*WRITTEN REQUEST*:
Copy out all lines where "Courses" appears.

** Start RECORDS SHOWN **

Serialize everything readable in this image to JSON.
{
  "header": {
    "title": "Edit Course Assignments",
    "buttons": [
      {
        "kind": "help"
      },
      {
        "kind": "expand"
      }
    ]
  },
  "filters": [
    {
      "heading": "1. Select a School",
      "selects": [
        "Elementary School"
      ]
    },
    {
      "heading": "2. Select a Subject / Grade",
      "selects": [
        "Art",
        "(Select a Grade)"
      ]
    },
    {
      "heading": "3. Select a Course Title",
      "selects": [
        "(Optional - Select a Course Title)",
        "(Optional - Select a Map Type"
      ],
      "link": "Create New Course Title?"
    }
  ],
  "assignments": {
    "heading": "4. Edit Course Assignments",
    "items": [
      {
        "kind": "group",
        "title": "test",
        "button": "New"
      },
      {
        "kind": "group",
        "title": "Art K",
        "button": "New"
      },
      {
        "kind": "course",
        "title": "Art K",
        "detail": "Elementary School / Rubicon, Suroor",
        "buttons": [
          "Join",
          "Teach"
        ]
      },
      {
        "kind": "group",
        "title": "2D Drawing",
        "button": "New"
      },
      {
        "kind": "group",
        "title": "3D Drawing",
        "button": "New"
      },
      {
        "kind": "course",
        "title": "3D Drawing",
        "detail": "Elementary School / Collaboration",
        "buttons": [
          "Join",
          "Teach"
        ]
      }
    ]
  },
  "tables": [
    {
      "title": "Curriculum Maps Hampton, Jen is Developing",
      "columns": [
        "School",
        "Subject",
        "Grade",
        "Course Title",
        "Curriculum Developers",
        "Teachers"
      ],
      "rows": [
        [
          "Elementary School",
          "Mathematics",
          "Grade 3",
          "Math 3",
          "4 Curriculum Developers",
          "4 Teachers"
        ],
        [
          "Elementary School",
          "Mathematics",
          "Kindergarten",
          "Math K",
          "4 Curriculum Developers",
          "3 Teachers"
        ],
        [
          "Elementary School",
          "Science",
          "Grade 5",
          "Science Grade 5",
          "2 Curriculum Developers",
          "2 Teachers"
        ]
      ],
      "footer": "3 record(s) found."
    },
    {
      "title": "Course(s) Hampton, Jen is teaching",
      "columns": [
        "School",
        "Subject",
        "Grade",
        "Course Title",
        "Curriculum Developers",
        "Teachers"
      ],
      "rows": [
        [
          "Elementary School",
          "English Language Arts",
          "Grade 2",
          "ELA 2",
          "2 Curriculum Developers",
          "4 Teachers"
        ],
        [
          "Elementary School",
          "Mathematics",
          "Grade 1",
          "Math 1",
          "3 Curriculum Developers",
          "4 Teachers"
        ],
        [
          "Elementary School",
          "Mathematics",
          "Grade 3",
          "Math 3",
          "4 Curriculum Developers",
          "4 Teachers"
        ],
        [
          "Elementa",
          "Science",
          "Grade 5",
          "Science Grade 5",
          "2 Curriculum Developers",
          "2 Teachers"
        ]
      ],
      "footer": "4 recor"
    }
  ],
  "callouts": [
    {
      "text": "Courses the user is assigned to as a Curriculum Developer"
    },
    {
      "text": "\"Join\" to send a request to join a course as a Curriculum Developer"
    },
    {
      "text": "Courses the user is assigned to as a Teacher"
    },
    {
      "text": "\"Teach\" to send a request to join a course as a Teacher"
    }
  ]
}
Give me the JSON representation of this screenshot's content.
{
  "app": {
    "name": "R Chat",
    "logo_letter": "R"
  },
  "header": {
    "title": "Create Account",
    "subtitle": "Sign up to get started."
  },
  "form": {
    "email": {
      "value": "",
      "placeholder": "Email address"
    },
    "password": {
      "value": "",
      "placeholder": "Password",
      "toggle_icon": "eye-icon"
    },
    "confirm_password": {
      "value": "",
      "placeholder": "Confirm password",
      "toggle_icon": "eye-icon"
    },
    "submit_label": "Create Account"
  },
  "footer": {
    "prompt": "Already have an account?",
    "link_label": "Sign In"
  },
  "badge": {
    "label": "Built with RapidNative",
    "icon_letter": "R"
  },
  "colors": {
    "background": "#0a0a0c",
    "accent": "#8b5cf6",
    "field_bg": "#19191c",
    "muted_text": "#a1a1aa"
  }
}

** End RECORDS SHOWN **

*FINAL RESULT*:
      "text": "Courses the user is assigned to as a Curriculum Developer"
      "text": "Courses the user is assigned to as a Teacher"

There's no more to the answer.